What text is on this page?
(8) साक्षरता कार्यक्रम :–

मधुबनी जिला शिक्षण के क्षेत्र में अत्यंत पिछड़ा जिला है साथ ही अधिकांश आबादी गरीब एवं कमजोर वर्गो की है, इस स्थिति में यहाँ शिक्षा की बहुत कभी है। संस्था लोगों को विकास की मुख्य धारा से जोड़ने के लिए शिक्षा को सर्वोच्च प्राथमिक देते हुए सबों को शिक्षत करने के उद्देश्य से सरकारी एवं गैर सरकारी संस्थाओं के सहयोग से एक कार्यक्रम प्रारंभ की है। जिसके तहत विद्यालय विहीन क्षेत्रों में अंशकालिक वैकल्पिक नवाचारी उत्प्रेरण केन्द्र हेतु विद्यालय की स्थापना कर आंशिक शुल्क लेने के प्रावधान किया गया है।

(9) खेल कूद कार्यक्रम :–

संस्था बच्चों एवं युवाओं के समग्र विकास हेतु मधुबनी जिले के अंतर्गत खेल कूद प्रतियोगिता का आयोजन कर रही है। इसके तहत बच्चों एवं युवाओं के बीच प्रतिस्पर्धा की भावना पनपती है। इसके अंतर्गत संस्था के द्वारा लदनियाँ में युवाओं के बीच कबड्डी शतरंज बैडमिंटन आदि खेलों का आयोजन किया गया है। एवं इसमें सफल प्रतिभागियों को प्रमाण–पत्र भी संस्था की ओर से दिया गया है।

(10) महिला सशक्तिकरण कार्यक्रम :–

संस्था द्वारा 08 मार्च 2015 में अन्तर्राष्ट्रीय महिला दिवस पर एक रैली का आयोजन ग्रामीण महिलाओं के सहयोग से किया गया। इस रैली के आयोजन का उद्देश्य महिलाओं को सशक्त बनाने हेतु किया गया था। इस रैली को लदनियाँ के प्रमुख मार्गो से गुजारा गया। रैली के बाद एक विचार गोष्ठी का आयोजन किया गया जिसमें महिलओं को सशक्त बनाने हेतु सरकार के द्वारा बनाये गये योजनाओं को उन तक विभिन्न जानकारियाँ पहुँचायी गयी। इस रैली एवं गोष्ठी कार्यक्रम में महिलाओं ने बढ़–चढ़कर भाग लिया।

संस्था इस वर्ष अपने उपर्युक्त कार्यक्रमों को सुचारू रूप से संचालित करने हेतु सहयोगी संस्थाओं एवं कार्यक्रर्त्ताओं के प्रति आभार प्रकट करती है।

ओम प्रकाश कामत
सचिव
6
____
» Exercise
Your task is to repeat the data exactly, with nothing left out.

» Task response
What text is on this page?
(8) साक्षरता कार्यक्रम :–

मधुबनी जिला शिक्षण के क्षेत्र में अत्यंत पिछड़ा जिला है साथ ही अधिकांश आबादी गरीब एवं कमजोर वर्गो की है, इस स्थिति में यहाँ शिक्षा की बहुत कभी है। संस्था लोगों को विकास की मुख्य धारा से जोड़ने के लिए शिक्षा को सर्वोच्च प्राथमिक देते हुए सबों को शिक्षत करने के उद्देश्य से सरकारी एवं गैर सरकारी संस्थाओं के सहयोग से एक कार्यक्रम प्रारंभ की है। जिसके तहत विद्यालय विहीन क्षेत्रों में अंशकालिक वैकल्पिक नवाचारी उत्प्रेरण केन्द्र हेतु विद्यालय की स्थापना कर आंशिक शुल्क लेने के प्रावधान किया गया है।

(9) खेल कूद कार्यक्रम :–

संस्था बच्चों एवं युवाओं के समग्र विकास हेतु मधुबनी जिले के अंतर्गत खेल कूद प्रतियोगिता का आयोजन कर रही है। इसके तहत बच्चों एवं युवाओं के बीच प्रतिस्पर्धा की भावना पनपती है। इसके अंतर्गत संस्था के द्वारा लदनियाँ में युवाओं के बीच कबड्डी शतरंज बैडमिंटन आदि खेलों का आयोजन किया गया है। एवं इसमें सफल प्रतिभागियों को प्रमाण–पत्र भी संस्था की ओर से दिया गया है।

(10) महिला सशक्तिकरण कार्यक्रम :–

संस्था द्वारा 08 मार्च 2015 में अन्तर्राष्ट्रीय महिला दिवस पर एक रैली का आयोजन ग्रामीण महिलाओं के सहयोग से किया गया। इस रैली के आयोजन का उद्देश्य महिलाओं को सशक्त बनाने हेतु किया गया था। इस रैली को लदनियाँ के प्रमुख मार्गो से गुजारा गया। रैली के बाद एक विचार गोष्ठी का आयोजन किया गया जिसमें महिलओं को सशक्त बनाने हेतु सरकार के द्वारा बनाये गये योजनाओं को उन तक विभिन्न जानकारियाँ पहुँचायी गयी। इस रैली एवं गोष्ठी कार्यक्रम में महिलाओं ने बढ़–चढ़कर भाग लिया।

संस्था इस वर्ष अपने उपर्युक्त कार्यक्रमों को सुचारू रूप से संचालित करने हेतु सहयोगी संस्थाओं एवं कार्यक्रर्त्ताओं के प्रति आभार प्रकट करती है।

ओम प्रकाश कामत
सचिव
6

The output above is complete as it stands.